**Exercise**
Render every line of the material below as a Markdown table with the columns Row and Line, numbering the rows and skipping blank lines. Leave out the pictures.

Spatial annotation entries
>>>>

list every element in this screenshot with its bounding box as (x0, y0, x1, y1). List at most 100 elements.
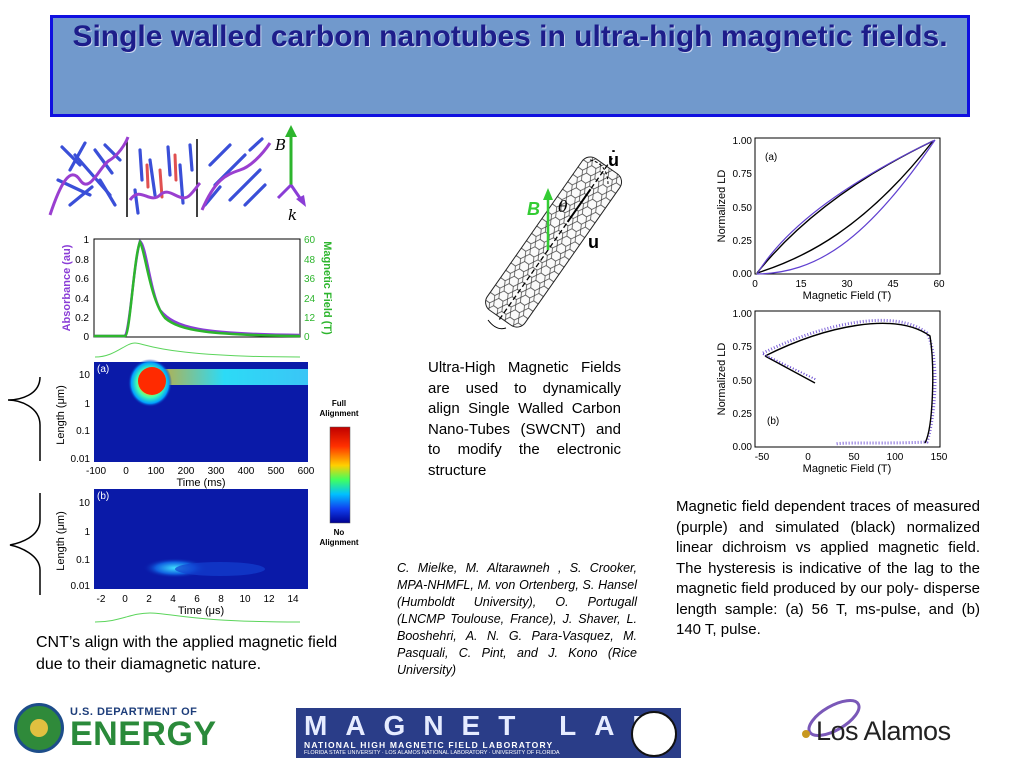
alignment-colorbar: Full Alignment No Alignment (319, 399, 358, 547)
svg-text:0.00: 0.00 (733, 442, 753, 453)
svg-text:30: 30 (841, 279, 853, 290)
svg-text:No: No (334, 528, 345, 537)
svg-text:600: 600 (298, 466, 315, 477)
svg-text:300: 300 (208, 466, 225, 477)
svg-text:0.4: 0.4 (75, 294, 89, 305)
svg-text:1.00: 1.00 (733, 309, 753, 320)
svg-text:Alignment: Alignment (319, 409, 358, 418)
right-charts: (a) 1.00 0.75 0.50 0.25 0.00 0 15 30 45 … (716, 136, 948, 475)
vector-b-label: B (274, 136, 286, 154)
svg-text:0.6: 0.6 (75, 274, 89, 285)
svg-text:0.75: 0.75 (733, 169, 753, 180)
svg-text:10: 10 (239, 594, 251, 605)
svg-text:2: 2 (146, 594, 152, 605)
magnet-lab-emblem-icon (631, 711, 677, 757)
theta-label: θ (558, 197, 568, 216)
los-alamos-text: Los Alamos (816, 716, 951, 746)
magnetic-field-axis-label: Magnetic Field (T) (321, 241, 333, 335)
credits: C. Mielke, M. Altarawneh , S. Crooker, M… (397, 561, 637, 677)
svg-text:-100: -100 (86, 466, 106, 477)
svg-text:0.1: 0.1 (76, 426, 90, 437)
svg-text:Normalized LD: Normalized LD (716, 343, 728, 416)
magnet-lab-title: MAGNET LAB (304, 710, 671, 741)
svg-text:100: 100 (887, 452, 904, 463)
middle-caption: Ultra-High Magnetic Fields are used to d… (428, 359, 621, 479)
svg-text:-50: -50 (755, 452, 770, 463)
svg-text:1: 1 (84, 399, 90, 410)
svg-text:10: 10 (79, 370, 91, 381)
field-trace (94, 239, 301, 338)
svg-text:0: 0 (122, 594, 128, 605)
svg-text:0: 0 (83, 332, 89, 343)
svg-text:0.50: 0.50 (733, 203, 753, 214)
svg-text:Magnetic Field (T): Magnetic Field (T) (803, 463, 892, 475)
right-caption: Magnetic field dependent traces of measu… (676, 498, 980, 638)
svg-text:0: 0 (304, 332, 310, 343)
svg-text:60: 60 (304, 235, 316, 246)
heatmap-b-xlabel: Time (μs) (178, 605, 224, 617)
pulse-right-ticks: 60 48 36 24 12 0 (304, 235, 316, 343)
svg-text:1: 1 (83, 235, 89, 246)
magnet-lab-logo: MAGNET LAB NATIONAL HIGH MAGNETIC FIELD … (296, 708, 681, 758)
los-alamos-orbit-icon (802, 699, 861, 738)
pulse-left-ticks: 1 0.8 0.6 0.4 0.2 0 (75, 235, 89, 343)
heatmap-a-panel-label: (a) (97, 364, 109, 375)
udot-label: u̇ (608, 149, 619, 170)
svg-text:0.00: 0.00 (733, 269, 753, 280)
svg-text:150: 150 (931, 452, 948, 463)
doe-line1: U.S. DEPARTMENT OF (70, 706, 198, 718)
svg-text:0.50: 0.50 (733, 376, 753, 387)
svg-text:50: 50 (848, 452, 860, 463)
svg-text:15: 15 (795, 279, 807, 290)
svg-text:36: 36 (304, 274, 316, 285)
svg-text:Normalized LD: Normalized LD (716, 170, 728, 243)
svg-text:Alignment: Alignment (319, 538, 358, 547)
svg-text:4: 4 (170, 594, 176, 605)
svg-text:(a): (a) (765, 152, 777, 163)
heatmap-a-xlabel: Time (ms) (176, 477, 225, 489)
svg-text:0: 0 (752, 279, 758, 290)
svg-text:200: 200 (178, 466, 195, 477)
pulse-chart: 1 0.8 0.6 0.4 0.2 0 60 48 36 24 12 0 Abs… (61, 235, 333, 358)
slide-title: Single walled carbon nanotubes in ultra-… (72, 20, 948, 53)
svg-text:6: 6 (194, 594, 200, 605)
vector-k-label: k (288, 206, 297, 224)
svg-text:0: 0 (123, 466, 129, 477)
svg-text:0.75: 0.75 (733, 342, 753, 353)
svg-text:0.25: 0.25 (733, 409, 753, 420)
nanotube-figure: B θ u u̇ (485, 149, 623, 330)
magnet-lab-universities: FLORIDA STATE UNIVERSITY · LOS ALAMOS NA… (304, 750, 560, 756)
left-figure: B k 1 0.8 0.6 0.4 0.2 0 60 48 36 24 12 0… (7, 125, 359, 623)
nanotube-b-label: B (527, 199, 540, 219)
svg-text:0.01: 0.01 (71, 454, 91, 465)
ld-chart-a: (a) 1.00 0.75 0.50 0.25 0.00 0 15 30 45 … (716, 136, 945, 302)
doe-seal-icon (14, 703, 64, 753)
svg-text:14: 14 (287, 594, 299, 605)
svg-text:24: 24 (304, 294, 316, 305)
svg-text:8: 8 (218, 594, 224, 605)
absorbance-axis-label: Absorbance (au) (61, 244, 73, 331)
svg-text:45: 45 (887, 279, 899, 290)
heatmap-b-ylabel: Length (μm) (55, 511, 67, 571)
svg-text:60: 60 (933, 279, 945, 290)
svg-text:48: 48 (304, 255, 316, 266)
svg-text:1: 1 (84, 527, 90, 538)
magnet-lab-subtitle: NATIONAL HIGH MAGNETIC FIELD LABORATORY (304, 740, 554, 750)
svg-text:10: 10 (79, 498, 91, 509)
svg-text:-2: -2 (97, 594, 106, 605)
svg-text:0.8: 0.8 (75, 255, 89, 266)
heatmap-b-panel-label: (b) (97, 491, 109, 502)
svg-text:0: 0 (805, 452, 811, 463)
svg-text:400: 400 (238, 466, 255, 477)
svg-text:100: 100 (148, 466, 165, 477)
svg-text:500: 500 (268, 466, 285, 477)
svg-text:0.25: 0.25 (733, 236, 753, 247)
svg-text:Magnetic Field (T): Magnetic Field (T) (803, 290, 892, 302)
doe-line2: ENERGY (70, 715, 217, 753)
svg-text:12: 12 (304, 313, 316, 324)
ld-chart-b: (b) 1.00 0.75 0.50 0.25 0.00 -50 0 50 10… (716, 309, 948, 475)
svg-text:0.2: 0.2 (75, 313, 89, 324)
svg-text:12: 12 (263, 594, 275, 605)
doe-logo: U.S. DEPARTMENT OF ENERGY (14, 703, 224, 755)
u-label: u (588, 232, 599, 252)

<<<<

**Result of the exercise**
| Row | Line |
|---|---|
| 1 | list every element in this screenshot with its bounding box as (x0, y0, x1, y1). List at most 100 elements. |
| 2 | alignment-colorbar: Full Alignment No Alignment (319, 399, 358, 547) |
| 3 | svg-text:0.00: 0.00 (733, 442, 753, 453) |
| 4 | svg-text:30: 30 (841, 279, 853, 290) |
| 5 | svg-text:No: No (334, 528, 345, 537) |
| 6 | svg-text:600: 600 (298, 466, 315, 477) |
| 7 | svg-text:300: 300 (208, 466, 225, 477) |
| 8 | svg-text:0.4: 0.4 (75, 294, 89, 305) |
| 9 | svg-text:1.00: 1.00 (733, 309, 753, 320) |
| 10 | svg-text:Alignment: Alignment (319, 409, 358, 418) |
| 11 | right-charts: (a) 1.00 0.75 0.50 0.25 0.00 0 15 30 45 … (716, 136, 948, 475) |
| 12 | vector-b-label: B (274, 136, 286, 154) |
| 13 | svg-text:0.6: 0.6 (75, 274, 89, 285) |
| 14 | svg-text:0.75: 0.75 (733, 169, 753, 180) |
| 15 | svg-text:10: 10 (239, 594, 251, 605) |
| 16 | svg-text:2: 2 (146, 594, 152, 605) |
| 17 | magnet-lab-emblem-icon (631, 711, 677, 757) |
| 18 | theta-label: θ (558, 197, 568, 216) |
| 19 | los-alamos-text: Los Alamos (816, 716, 951, 746) |
| 20 | magnetic-field-axis-label: Magnetic Field (T) (321, 241, 333, 335) |
| 21 | credits: C. Mielke, M. Altarawneh , S. Crooker, M… (397, 561, 637, 677) |
| 22 | svg-text:-100: -100 (86, 466, 106, 477) |
| 23 | svg-text:0.1: 0.1 (76, 426, 90, 437) |
| 24 | svg-text:Normalized LD: Normalized LD (716, 343, 728, 416) |
| 25 | magnet-lab-title: MAGNET LAB (304, 710, 671, 741) |
| 26 | svg-text:100: 100 (887, 452, 904, 463) |
| 27 | middle-caption: Ultra-High Magnetic Fields are used to d… (428, 359, 621, 479) |
| 28 | svg-text:-50: -50 (755, 452, 770, 463) |
| 29 | svg-text:1: 1 (84, 399, 90, 410) |
| 30 | svg-text:10: 10 (79, 370, 91, 381) |
| 31 | field-trace (94, 239, 301, 338) |
| 32 | svg-text:0: 0 (122, 594, 128, 605) |
| 33 | svg-text:0: 0 (83, 332, 89, 343) |
| 34 | svg-text:0.50: 0.50 (733, 203, 753, 214) |
| 35 | svg-text:Magnetic Field (T): Magnetic Field (T) (803, 463, 892, 475) |
| 36 | right-caption: Magnetic field dependent traces of measu… (676, 498, 980, 638) |
| 37 | svg-text:0: 0 (304, 332, 310, 343) |
| 38 | svg-text:60: 60 (304, 235, 316, 246) |
| 39 | heatmap-b-xlabel: Time (μs) (178, 605, 224, 617) |
| 40 | pulse-right-ticks: 60 48 36 24 12 0 (304, 235, 316, 343) |
| 41 | svg-text:1: 1 (83, 235, 89, 246) |
| 42 | magnet-lab-logo: MAGNET LAB NATIONAL HIGH MAGNETIC FIELD … (296, 708, 681, 758) |
| 43 | los-alamos-orbit-icon (802, 699, 861, 738) |
| 44 | pulse-left-ticks: 1 0.8 0.6 0.4 0.2 0 (75, 235, 89, 343) |
| 45 | heatmap-a-panel-label: (a) (97, 364, 109, 375) |
| 46 | udot-label: u̇ (608, 149, 619, 170) |
| 47 | svg-text:0.00: 0.00 (733, 269, 753, 280) |
| 48 | svg-text:150: 150 (931, 452, 948, 463) |
| 49 | doe-line1: U.S. DEPARTMENT OF (70, 706, 198, 718) |
| 50 | svg-text:0.50: 0.50 (733, 376, 753, 387) |
| 51 | svg-text:50: 50 (848, 452, 860, 463) |
| 52 | svg-text:15: 15 (795, 279, 807, 290) |
| 53 | svg-text:36: 36 (304, 274, 316, 285) |
| 54 | svg-text:Normalized LD: Normalized LD (716, 170, 728, 243) |
| 55 | svg-text:Alignment: Alignment (319, 538, 358, 547) |
| 56 | svg-text:4: 4 (170, 594, 176, 605) |
| 57 | svg-text:(a): (a) (765, 152, 777, 163) |
| 58 | heatmap-a-xlabel: Time (ms) (176, 477, 225, 489) |
| 59 | svg-text:0: 0 (752, 279, 758, 290) |
| 60 | svg-text:200: 200 (178, 466, 195, 477) |
| 61 | pulse-chart: 1 0.8 0.6 0.4 0.2 0 60 48 36 24 12 0 Abs… (61, 235, 333, 358) |
| 62 | slide-title: Single walled carbon nanotubes in ultra-… (72, 20, 948, 53) |
| 63 | svg-text:6: 6 (194, 594, 200, 605) |
| 64 | vector-k-label: k (288, 206, 297, 224) |
| 65 | svg-text:0: 0 (123, 466, 129, 477) |
| 66 | svg-text:0.75: 0.75 (733, 342, 753, 353) |
| 67 | svg-text:0.25: 0.25 (733, 409, 753, 420) |
| 68 | nanotube-figure: B θ u u̇ (485, 149, 623, 330) |
| 69 | magnet-lab-universities: FLORIDA STATE UNIVERSITY · LOS ALAMOS NA… (304, 750, 560, 756) |
| 70 | left-figure: B k 1 0.8 0.6 0.4 0.2 0 60 48 36 24 12 0… (7, 125, 359, 623) |
| 71 | nanotube-b-label: B (527, 199, 540, 219) |
| 72 | svg-text:0.01: 0.01 (71, 454, 91, 465) |
| 73 | ld-chart-a: (a) 1.00 0.75 0.50 0.25 0.00 0 15 30 45 … (716, 136, 945, 302) |
| 74 | doe-seal-icon (14, 703, 64, 753) |
| 75 | svg-text:14: 14 (287, 594, 299, 605) |
| 76 | svg-text:24: 24 (304, 294, 316, 305) |
| 77 | svg-text:8: 8 (218, 594, 224, 605) |
| 78 | absorbance-axis-label: Absorbance (au) (61, 244, 73, 331) |
| 79 | svg-text:45: 45 (887, 279, 899, 290) |
| 80 | heatmap-b-ylabel: Length (μm) (55, 511, 67, 571) |
| 81 | svg-text:60: 60 (933, 279, 945, 290) |
| 82 | svg-text:48: 48 (304, 255, 316, 266) |
| 83 | svg-text:1: 1 (84, 527, 90, 538) |
| 84 | magnet-lab-subtitle: NATIONAL HIGH MAGNETIC FIELD LABORATORY (304, 740, 554, 750) |
| 85 | svg-text:10: 10 (79, 498, 91, 509) |
| 86 | svg-text:-2: -2 (97, 594, 106, 605) |
| 87 | svg-text:0.8: 0.8 (75, 255, 89, 266) |
| 88 | heatmap-b-panel-label: (b) (97, 491, 109, 502) |
| 89 | svg-text:0: 0 (805, 452, 811, 463) |
| 90 | svg-text:400: 400 (238, 466, 255, 477) |
| 91 | svg-text:100: 100 (148, 466, 165, 477) |
| 92 | svg-text:500: 500 (268, 466, 285, 477) |
| 93 | svg-text:0.25: 0.25 (733, 236, 753, 247) |
| 94 | svg-text:Magnetic Field (T): Magnetic Field (T) (803, 290, 892, 302) |
| 95 | doe-line2: ENERGY (70, 715, 217, 753) |
| 96 | svg-text:12: 12 (304, 313, 316, 324) |
| 97 | ld-chart-b: (b) 1.00 0.75 0.50 0.25 0.00 -50 0 50 10… (716, 309, 948, 475) |
| 98 | svg-text:0.2: 0.2 (75, 313, 89, 324) |
| 99 | svg-text:12: 12 (263, 594, 275, 605) |
| 100 | doe-logo: U.S. DEPARTMENT OF ENERGY (14, 703, 224, 755) |
| 101 | u-label: u (588, 232, 599, 252) |